- Kanji: ニセコイ
- Revised Hepburn: Nisekoi
- Directed by: Hayato Kawai
- Written by: Shota Koyama; Noriaki Sugihara;
- Based on: Nisekoi by Naoshi Komi
- Produced by: Tamako Tsujimoto
- Starring: Kento Nakajima; Ayami Nakajo; Natsumi Ikema; Haruka Shimazaki; Kaede Aono; Yūta Kishi;
- Cinematography: Shinya Kimura
- Edited by: Honosuke Hagaki
- Music by: Yu Takami
- Production companies: FINE Entertainment; Toho Pictures;
- Distributed by: Toho
- Release date: December 21, 2018;
- Running time: 118 minutes
- Country: Japan
- Language: Japanese

= Nisekoi (film) =

Nisekoi: False Love (ニセコイ, Nisekoi) is a 2018 Japanese film adaptation of a manga series of the same name by Naoshi Komi. It is directed by Hayato Kawai, distributed by Toho, and stars Kento Nakajima and Ayami Nakajo as Raku Ichijo and Chitoge Kirisaki respectively. It was released in Japan on December 21, 2018. The theme song of the film, KawaE by Yabai T-shirts Yasan. This Live-action movie was released across 294 theaters in Japan.

**Work item**
Summarize the text on the Nisekoi film in two sentences.

**Given records**
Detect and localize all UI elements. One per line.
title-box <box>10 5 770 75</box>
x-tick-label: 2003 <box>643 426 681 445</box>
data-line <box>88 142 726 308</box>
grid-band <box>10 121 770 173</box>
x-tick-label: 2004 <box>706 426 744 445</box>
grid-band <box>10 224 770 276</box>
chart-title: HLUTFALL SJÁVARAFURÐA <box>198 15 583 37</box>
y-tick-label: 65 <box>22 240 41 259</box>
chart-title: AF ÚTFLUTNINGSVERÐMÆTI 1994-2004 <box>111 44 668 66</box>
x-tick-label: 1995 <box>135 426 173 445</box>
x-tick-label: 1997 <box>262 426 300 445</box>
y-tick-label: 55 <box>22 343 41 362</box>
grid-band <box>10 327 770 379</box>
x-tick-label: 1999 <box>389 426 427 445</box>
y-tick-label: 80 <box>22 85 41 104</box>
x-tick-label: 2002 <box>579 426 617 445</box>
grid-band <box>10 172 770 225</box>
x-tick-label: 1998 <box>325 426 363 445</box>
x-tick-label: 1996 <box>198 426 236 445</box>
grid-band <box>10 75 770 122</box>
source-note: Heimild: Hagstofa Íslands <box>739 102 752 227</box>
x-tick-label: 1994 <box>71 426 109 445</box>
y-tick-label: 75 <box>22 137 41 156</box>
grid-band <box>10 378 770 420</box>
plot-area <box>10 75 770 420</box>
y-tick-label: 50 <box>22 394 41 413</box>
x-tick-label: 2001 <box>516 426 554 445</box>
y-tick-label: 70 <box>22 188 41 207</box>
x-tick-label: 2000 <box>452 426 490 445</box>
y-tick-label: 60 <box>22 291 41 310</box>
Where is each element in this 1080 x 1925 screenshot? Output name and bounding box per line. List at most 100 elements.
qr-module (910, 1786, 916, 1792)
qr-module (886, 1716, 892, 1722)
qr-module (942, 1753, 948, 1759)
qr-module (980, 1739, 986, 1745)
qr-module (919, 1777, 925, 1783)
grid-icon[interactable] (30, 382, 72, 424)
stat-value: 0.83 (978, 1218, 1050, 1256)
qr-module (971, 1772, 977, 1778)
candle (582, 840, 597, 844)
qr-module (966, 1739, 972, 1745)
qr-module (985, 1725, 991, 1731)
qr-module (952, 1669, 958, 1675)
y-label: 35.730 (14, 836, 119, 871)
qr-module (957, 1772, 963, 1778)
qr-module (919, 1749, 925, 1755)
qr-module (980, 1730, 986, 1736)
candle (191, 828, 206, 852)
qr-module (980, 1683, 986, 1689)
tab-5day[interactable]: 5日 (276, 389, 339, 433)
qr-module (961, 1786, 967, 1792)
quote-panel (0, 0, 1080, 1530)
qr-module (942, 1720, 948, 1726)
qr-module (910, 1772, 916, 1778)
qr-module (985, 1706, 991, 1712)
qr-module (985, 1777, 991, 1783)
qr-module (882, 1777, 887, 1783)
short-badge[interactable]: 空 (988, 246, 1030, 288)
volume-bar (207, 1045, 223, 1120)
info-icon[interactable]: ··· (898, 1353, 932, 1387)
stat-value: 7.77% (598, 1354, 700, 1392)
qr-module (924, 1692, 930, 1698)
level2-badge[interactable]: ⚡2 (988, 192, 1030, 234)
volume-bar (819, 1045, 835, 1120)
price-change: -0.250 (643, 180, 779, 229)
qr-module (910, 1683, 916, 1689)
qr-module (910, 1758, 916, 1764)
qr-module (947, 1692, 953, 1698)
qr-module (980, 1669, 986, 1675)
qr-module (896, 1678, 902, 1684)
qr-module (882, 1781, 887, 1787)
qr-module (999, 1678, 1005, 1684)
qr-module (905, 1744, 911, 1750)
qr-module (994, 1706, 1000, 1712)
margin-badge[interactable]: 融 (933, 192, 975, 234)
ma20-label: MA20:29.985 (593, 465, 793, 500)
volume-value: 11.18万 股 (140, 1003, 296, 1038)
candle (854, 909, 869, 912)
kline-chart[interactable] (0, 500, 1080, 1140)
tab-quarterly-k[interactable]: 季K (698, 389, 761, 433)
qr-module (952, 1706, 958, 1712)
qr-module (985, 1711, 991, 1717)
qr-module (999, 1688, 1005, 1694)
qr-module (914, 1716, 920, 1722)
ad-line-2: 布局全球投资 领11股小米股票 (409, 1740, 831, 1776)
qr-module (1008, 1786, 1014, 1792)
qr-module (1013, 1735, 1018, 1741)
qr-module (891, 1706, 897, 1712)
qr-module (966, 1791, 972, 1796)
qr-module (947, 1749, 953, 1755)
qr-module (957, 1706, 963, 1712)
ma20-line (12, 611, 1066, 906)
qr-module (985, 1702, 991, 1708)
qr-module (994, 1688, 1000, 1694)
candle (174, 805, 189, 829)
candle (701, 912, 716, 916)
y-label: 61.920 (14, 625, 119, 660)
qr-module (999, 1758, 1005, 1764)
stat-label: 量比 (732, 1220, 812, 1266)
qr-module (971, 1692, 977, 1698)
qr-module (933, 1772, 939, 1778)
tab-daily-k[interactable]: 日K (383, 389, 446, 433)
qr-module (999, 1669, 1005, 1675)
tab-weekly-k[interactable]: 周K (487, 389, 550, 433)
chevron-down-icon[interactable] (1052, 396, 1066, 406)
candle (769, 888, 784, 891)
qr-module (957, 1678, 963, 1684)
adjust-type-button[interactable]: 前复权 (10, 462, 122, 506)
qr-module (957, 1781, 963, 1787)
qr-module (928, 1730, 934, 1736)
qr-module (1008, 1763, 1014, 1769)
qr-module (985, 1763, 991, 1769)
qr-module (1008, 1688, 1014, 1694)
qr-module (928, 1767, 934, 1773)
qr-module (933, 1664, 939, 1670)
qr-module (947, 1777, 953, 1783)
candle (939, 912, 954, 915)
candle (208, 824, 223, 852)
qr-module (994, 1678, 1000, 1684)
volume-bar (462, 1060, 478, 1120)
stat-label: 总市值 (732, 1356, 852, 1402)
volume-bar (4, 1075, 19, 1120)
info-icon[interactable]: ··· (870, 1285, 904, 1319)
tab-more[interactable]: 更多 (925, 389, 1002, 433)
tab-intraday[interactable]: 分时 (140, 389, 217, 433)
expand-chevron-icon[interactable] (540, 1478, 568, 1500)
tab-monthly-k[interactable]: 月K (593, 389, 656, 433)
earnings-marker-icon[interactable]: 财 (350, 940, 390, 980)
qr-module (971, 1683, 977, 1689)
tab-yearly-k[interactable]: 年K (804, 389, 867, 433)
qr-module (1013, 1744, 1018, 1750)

**Reply to the exercise**
Nisekoi: False Love is a 2018 Japanese live-action film adapted from Naoshi Komi's manga of the same name, directed by Hayato Kawai and distributed by Toho. Kento Nakajima and Ayami Nakajo star as Raku Ichijo and Chitoge Kirisaki, and the film was released in Japan on December 21, 2018, across 294 theaters.